■ Task details: Make an exact copy of all the entries, with the pictures left out.

■ Input for this task:
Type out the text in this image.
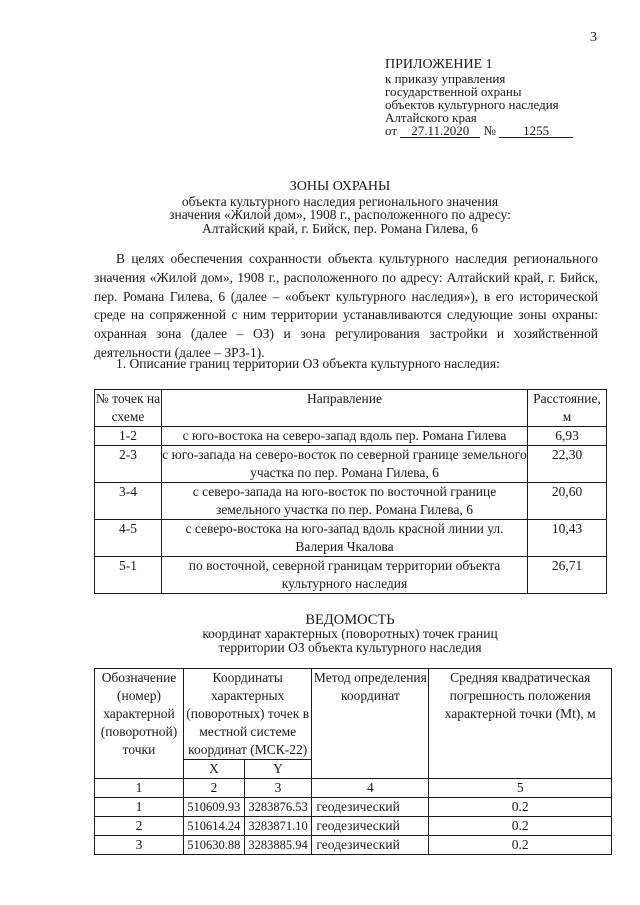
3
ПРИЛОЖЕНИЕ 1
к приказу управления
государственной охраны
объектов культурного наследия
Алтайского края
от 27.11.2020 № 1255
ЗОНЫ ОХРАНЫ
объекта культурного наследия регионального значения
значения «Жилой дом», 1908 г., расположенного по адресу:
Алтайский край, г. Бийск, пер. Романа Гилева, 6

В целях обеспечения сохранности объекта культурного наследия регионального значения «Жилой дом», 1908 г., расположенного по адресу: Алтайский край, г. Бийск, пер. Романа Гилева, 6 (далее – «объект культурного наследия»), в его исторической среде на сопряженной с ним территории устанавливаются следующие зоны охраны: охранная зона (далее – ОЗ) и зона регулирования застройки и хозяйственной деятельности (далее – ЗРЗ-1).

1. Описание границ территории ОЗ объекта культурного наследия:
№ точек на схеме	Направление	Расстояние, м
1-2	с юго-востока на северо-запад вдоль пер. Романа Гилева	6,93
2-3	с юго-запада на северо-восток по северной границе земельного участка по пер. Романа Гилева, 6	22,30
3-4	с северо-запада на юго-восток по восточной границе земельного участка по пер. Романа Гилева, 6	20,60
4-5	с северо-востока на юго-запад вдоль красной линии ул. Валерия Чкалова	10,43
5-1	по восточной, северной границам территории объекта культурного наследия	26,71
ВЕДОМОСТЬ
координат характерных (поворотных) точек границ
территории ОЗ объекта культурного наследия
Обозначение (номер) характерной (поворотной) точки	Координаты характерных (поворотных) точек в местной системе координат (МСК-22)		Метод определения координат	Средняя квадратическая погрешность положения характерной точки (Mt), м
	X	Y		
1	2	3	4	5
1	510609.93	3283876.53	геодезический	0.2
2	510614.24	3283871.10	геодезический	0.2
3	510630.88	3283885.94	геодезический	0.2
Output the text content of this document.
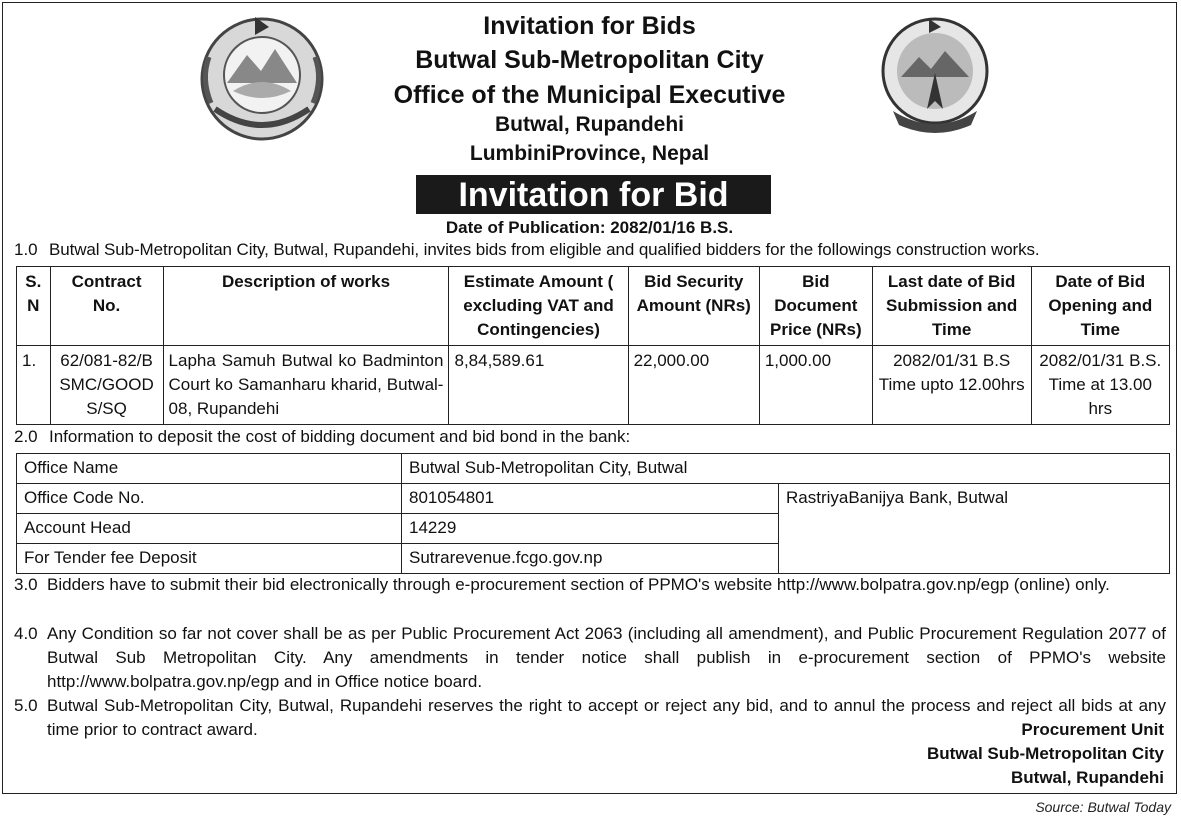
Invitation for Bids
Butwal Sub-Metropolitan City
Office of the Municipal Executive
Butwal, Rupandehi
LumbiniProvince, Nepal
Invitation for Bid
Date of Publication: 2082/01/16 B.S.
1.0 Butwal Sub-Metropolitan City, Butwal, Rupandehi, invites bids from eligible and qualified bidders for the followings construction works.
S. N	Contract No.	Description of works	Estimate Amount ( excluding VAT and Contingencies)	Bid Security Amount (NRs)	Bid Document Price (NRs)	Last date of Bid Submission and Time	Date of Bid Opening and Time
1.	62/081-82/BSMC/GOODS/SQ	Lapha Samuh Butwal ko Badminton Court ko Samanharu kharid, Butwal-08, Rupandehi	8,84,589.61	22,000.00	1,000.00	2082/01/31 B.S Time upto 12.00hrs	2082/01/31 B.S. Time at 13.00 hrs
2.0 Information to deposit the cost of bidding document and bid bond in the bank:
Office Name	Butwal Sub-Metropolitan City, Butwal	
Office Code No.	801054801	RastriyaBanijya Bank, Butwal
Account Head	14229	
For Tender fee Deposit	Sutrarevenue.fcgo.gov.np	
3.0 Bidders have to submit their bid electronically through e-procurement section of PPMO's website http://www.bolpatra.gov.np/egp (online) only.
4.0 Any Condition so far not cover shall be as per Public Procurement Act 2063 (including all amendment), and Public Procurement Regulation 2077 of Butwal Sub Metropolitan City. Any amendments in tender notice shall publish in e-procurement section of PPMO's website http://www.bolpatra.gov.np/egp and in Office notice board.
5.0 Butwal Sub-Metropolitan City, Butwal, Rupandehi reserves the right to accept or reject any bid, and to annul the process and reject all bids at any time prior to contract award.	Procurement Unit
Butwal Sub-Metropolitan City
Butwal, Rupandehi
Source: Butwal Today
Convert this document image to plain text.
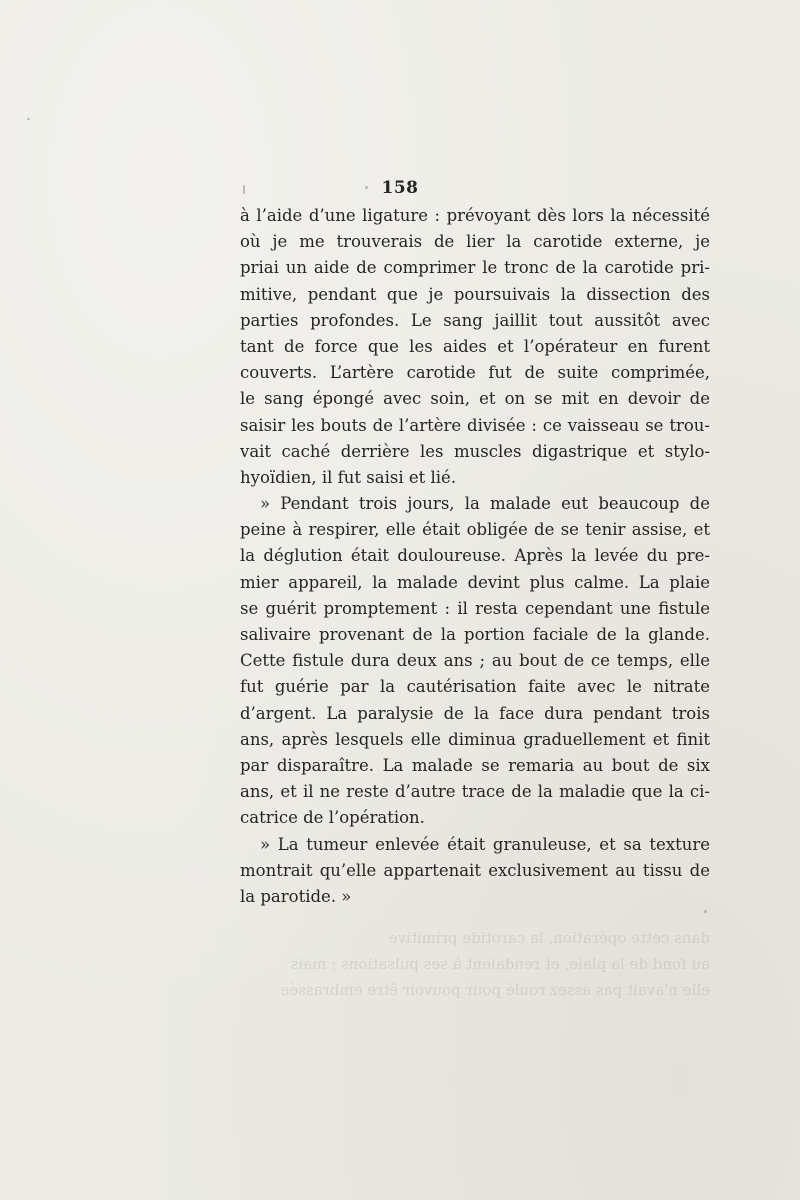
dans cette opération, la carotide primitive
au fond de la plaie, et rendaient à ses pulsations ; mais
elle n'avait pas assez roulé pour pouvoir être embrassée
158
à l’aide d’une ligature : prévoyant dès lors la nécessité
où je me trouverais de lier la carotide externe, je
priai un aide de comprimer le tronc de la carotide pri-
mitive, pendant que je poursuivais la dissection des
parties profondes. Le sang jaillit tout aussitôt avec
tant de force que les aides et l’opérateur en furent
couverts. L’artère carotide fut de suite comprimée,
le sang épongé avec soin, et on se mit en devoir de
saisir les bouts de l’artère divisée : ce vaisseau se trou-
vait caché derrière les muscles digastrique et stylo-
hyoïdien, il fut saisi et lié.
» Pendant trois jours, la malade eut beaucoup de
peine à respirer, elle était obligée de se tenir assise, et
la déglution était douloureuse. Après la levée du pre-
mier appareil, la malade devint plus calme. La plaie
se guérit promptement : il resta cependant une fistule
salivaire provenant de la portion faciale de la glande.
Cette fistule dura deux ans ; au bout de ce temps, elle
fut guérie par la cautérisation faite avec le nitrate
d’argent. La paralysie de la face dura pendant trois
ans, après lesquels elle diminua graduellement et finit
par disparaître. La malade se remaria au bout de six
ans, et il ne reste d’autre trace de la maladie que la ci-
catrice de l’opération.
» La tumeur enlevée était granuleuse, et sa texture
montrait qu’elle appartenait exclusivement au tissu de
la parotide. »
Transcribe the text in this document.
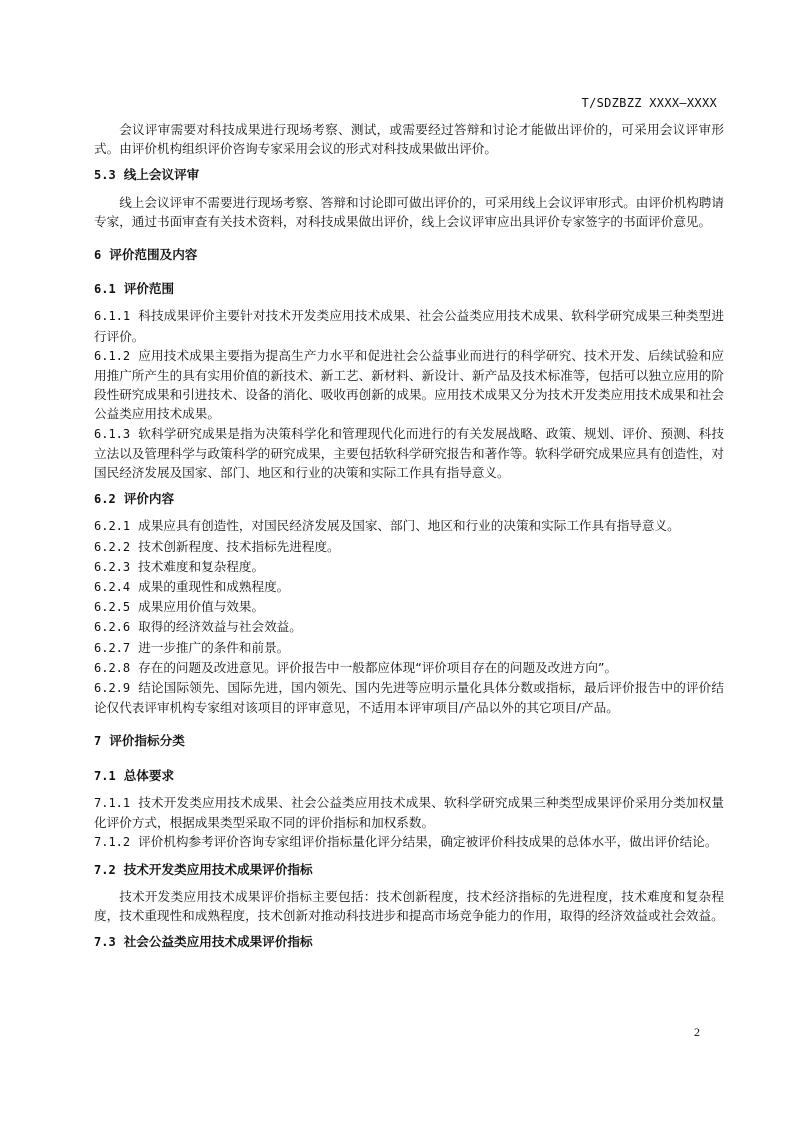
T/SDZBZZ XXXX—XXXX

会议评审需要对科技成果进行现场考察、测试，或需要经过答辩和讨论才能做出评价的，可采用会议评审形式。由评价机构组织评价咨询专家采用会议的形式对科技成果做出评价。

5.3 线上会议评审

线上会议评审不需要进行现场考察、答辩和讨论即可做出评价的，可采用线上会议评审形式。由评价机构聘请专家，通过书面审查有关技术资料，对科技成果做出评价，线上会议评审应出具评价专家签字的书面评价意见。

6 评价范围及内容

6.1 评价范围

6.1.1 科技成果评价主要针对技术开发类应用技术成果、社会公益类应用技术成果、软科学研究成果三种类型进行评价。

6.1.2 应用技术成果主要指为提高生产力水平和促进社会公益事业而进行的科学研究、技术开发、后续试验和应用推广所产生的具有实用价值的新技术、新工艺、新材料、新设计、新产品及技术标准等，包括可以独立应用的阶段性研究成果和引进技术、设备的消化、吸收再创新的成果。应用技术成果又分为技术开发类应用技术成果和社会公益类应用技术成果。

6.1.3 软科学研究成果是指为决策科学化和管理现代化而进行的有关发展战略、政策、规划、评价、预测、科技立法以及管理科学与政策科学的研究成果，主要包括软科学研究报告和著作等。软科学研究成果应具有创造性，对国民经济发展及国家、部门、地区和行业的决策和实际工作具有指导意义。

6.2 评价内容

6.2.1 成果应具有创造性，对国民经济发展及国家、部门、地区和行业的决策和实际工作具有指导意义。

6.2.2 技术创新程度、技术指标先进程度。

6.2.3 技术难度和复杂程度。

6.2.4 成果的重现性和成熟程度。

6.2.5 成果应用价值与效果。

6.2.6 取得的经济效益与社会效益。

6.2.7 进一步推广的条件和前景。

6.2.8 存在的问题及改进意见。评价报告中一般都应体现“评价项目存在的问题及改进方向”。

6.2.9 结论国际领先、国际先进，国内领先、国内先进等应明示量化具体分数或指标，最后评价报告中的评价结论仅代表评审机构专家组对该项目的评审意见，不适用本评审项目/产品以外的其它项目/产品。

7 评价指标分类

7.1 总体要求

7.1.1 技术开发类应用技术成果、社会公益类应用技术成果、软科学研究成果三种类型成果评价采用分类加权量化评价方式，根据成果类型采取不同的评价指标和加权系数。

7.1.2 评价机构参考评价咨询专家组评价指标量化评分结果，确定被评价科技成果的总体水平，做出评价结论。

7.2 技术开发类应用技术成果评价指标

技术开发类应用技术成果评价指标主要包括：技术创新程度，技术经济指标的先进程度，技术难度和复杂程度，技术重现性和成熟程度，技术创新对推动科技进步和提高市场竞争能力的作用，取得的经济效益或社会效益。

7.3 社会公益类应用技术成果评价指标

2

■ Solution:
Type out the text in this image.
3
ПРИЛОЖЕНИЕ 1
к приказу управления
государственной охраны
объектов культурного наследия
Алтайского края
от 27.11.2020 № 1255
ЗОНЫ ОХРАНЫ
объекта культурного наследия регионального значения
значения «Жилой дом», 1908 г., расположенного по адресу:
Алтайский край, г. Бийск, пер. Романа Гилева, 6

В целях обеспечения сохранности объекта культурного наследия регионального значения «Жилой дом», 1908 г., расположенного по адресу: Алтайский край, г. Бийск, пер. Романа Гилева, 6 (далее – «объект культурного наследия»), в его исторической среде на сопряженной с ним территории устанавливаются следующие зоны охраны: охранная зона (далее – ОЗ) и зона регулирования застройки и хозяйственной деятельности (далее – ЗРЗ-1).

1. Описание границ территории ОЗ объекта культурного наследия:
№ точек на схеме	Направление	Расстояние, м
1-2	с юго-востока на северо-запад вдоль пер. Романа Гилева	6,93
2-3	с юго-запада на северо-восток по северной границе земельного участка по пер. Романа Гилева, 6	22,30
3-4	с северо-запада на юго-восток по восточной границе земельного участка по пер. Романа Гилева, 6	20,60
4-5	с северо-востока на юго-запад вдоль красной линии ул. Валерия Чкалова	10,43
5-1	по восточной, северной границам территории объекта культурного наследия	26,71
ВЕДОМОСТЬ
координат характерных (поворотных) точек границ
территории ОЗ объекта культурного наследия
Обозначение (номер) характерной (поворотной) точки	Координаты характерных (поворотных) точек в местной системе координат (МСК-22)		Метод определения координат	Средняя квадратическая погрешность положения характерной точки (Mt), м
	X	Y		
1	2	3	4	5
1	510609.93	3283876.53	геодезический	0.2
2	510614.24	3283871.10	геодезический	0.2
3	510630.88	3283885.94	геодезический	0.2
Output the text content of this document.
Invitation for Bids
Butwal Sub-Metropolitan City
Office of the Municipal Executive
Butwal, Rupandehi
LumbiniProvince, Nepal
Invitation for Bid
Date of Publication: 2082/01/16 B.S.
1.0 Butwal Sub-Metropolitan City, Butwal, Rupandehi, invites bids from eligible and qualified bidders for the followings construction works.
S. N	Contract No.	Description of works	Estimate Amount ( excluding VAT and Contingencies)	Bid Security Amount (NRs)	Bid Document Price (NRs)	Last date of Bid Submission and Time	Date of Bid Opening and Time
1.	62/081-82/BSMC/GOODS/SQ	Lapha Samuh Butwal ko Badminton Court ko Samanharu kharid, Butwal-08, Rupandehi	8,84,589.61	22,000.00	1,000.00	2082/01/31 B.S Time upto 12.00hrs	2082/01/31 B.S. Time at 13.00 hrs
2.0 Information to deposit the cost of bidding document and bid bond in the bank:
Office Name	Butwal Sub-Metropolitan City, Butwal	
Office Code No.	801054801	RastriyaBanijya Bank, Butwal
Account Head	14229	
For Tender fee Deposit	Sutrarevenue.fcgo.gov.np	
3.0 Bidders have to submit their bid electronically through e-procurement section of PPMO's website http://www.bolpatra.gov.np/egp (online) only.
4.0 Any Condition so far not cover shall be as per Public Procurement Act 2063 (including all amendment), and Public Procurement Regulation 2077 of Butwal Sub Metropolitan City. Any amendments in tender notice shall publish in e-procurement section of PPMO's website http://www.bolpatra.gov.np/egp and in Office notice board.
5.0 Butwal Sub-Metropolitan City, Butwal, Rupandehi reserves the right to accept or reject any bid, and to annul the process and reject all bids at any time prior to contract award.	Procurement Unit
Butwal Sub-Metropolitan City
Butwal, Rupandehi
Source: Butwal Today
Convert this document image to plain text.
dans cette opération, la carotide primitive
au fond de la plaie, et rendaient à ses pulsations ; mais
elle n'avait pas assez roulé pour pouvoir être embrassée
158
à l’aide d’une ligature : prévoyant dès lors la nécessité
où je me trouverais de lier la carotide externe, je
priai un aide de comprimer le tronc de la carotide pri-
mitive, pendant que je poursuivais la dissection des
parties profondes. Le sang jaillit tout aussitôt avec
tant de force que les aides et l’opérateur en furent
couverts. L’artère carotide fut de suite comprimée,
le sang épongé avec soin, et on se mit en devoir de
saisir les bouts de l’artère divisée : ce vaisseau se trou-
vait caché derrière les muscles digastrique et stylo-
hyoïdien, il fut saisi et lié.
» Pendant trois jours, la malade eut beaucoup de
peine à respirer, elle était obligée de se tenir assise, et
la déglution était douloureuse. Après la levée du pre-
mier appareil, la malade devint plus calme. La plaie
se guérit promptement : il resta cependant une fistule
salivaire provenant de la portion faciale de la glande.
Cette fistule dura deux ans ; au bout de ce temps, elle
fut guérie par la cautérisation faite avec le nitrate
d’argent. La paralysie de la face dura pendant trois
ans, après lesquels elle diminua graduellement et finit
par disparaître. La malade se remaria au bout de six
ans, et il ne reste d’autre trace de la maladie que la ci-
catrice de l’opération.
» La tumeur enlevée était granuleuse, et sa texture
montrait qu’elle appartenait exclusivement au tissu de
la parotide. »
Transcribe the text in this document.
T/SDZBZZ XXXX—XXXX

会议评审需要对科技成果进行现场考察、测试，或需要经过答辩和讨论才能做出评价的，可采用会议评审形式。由评价机构组织评价咨询专家采用会议的形式对科技成果做出评价。

5.3 线上会议评审

线上会议评审不需要进行现场考察、答辩和讨论即可做出评价的，可采用线上会议评审形式。由评价机构聘请专家，通过书面审查有关技术资料，对科技成果做出评价，线上会议评审应出具评价专家签字的书面评价意见。

6 评价范围及内容

6.1 评价范围

6.1.1 科技成果评价主要针对技术开发类应用技术成果、社会公益类应用技术成果、软科学研究成果三种类型进行评价。

6.1.2 应用技术成果主要指为提高生产力水平和促进社会公益事业而进行的科学研究、技术开发、后续试验和应用推广所产生的具有实用价值的新技术、新工艺、新材料、新设计、新产品及技术标准等，包括可以独立应用的阶段性研究成果和引进技术、设备的消化、吸收再创新的成果。应用技术成果又分为技术开发类应用技术成果和社会公益类应用技术成果。

6.1.3 软科学研究成果是指为决策科学化和管理现代化而进行的有关发展战略、政策、规划、评价、预测、科技立法以及管理科学与政策科学的研究成果，主要包括软科学研究报告和著作等。软科学研究成果应具有创造性，对国民经济发展及国家、部门、地区和行业的决策和实际工作具有指导意义。

6.2 评价内容

6.2.1 成果应具有创造性，对国民经济发展及国家、部门、地区和行业的决策和实际工作具有指导意义。

6.2.2 技术创新程度、技术指标先进程度。

6.2.3 技术难度和复杂程度。

6.2.4 成果的重现性和成熟程度。

6.2.5 成果应用价值与效果。

6.2.6 取得的经济效益与社会效益。

6.2.7 进一步推广的条件和前景。

6.2.8 存在的问题及改进意见。评价报告中一般都应体现“评价项目存在的问题及改进方向”。

6.2.9 结论国际领先、国际先进，国内领先、国内先进等应明示量化具体分数或指标，最后评价报告中的评价结论仅代表评审机构专家组对该项目的评审意见，不适用本评审项目/产品以外的其它项目/产品。

7 评价指标分类

7.1 总体要求

7.1.1 技术开发类应用技术成果、社会公益类应用技术成果、软科学研究成果三种类型成果评价采用分类加权量化评价方式，根据成果类型采取不同的评价指标和加权系数。

7.1.2 评价机构参考评价咨询专家组评价指标量化评分结果，确定被评价科技成果的总体水平，做出评价结论。

7.2 技术开发类应用技术成果评价指标

技术开发类应用技术成果评价指标主要包括：技术创新程度，技术经济指标的先进程度，技术难度和复杂程度，技术重现性和成熟程度，技术创新对推动科技进步和提高市场竞争能力的作用，取得的经济效益或社会效益。

7.3 社会公益类应用技术成果评价指标

2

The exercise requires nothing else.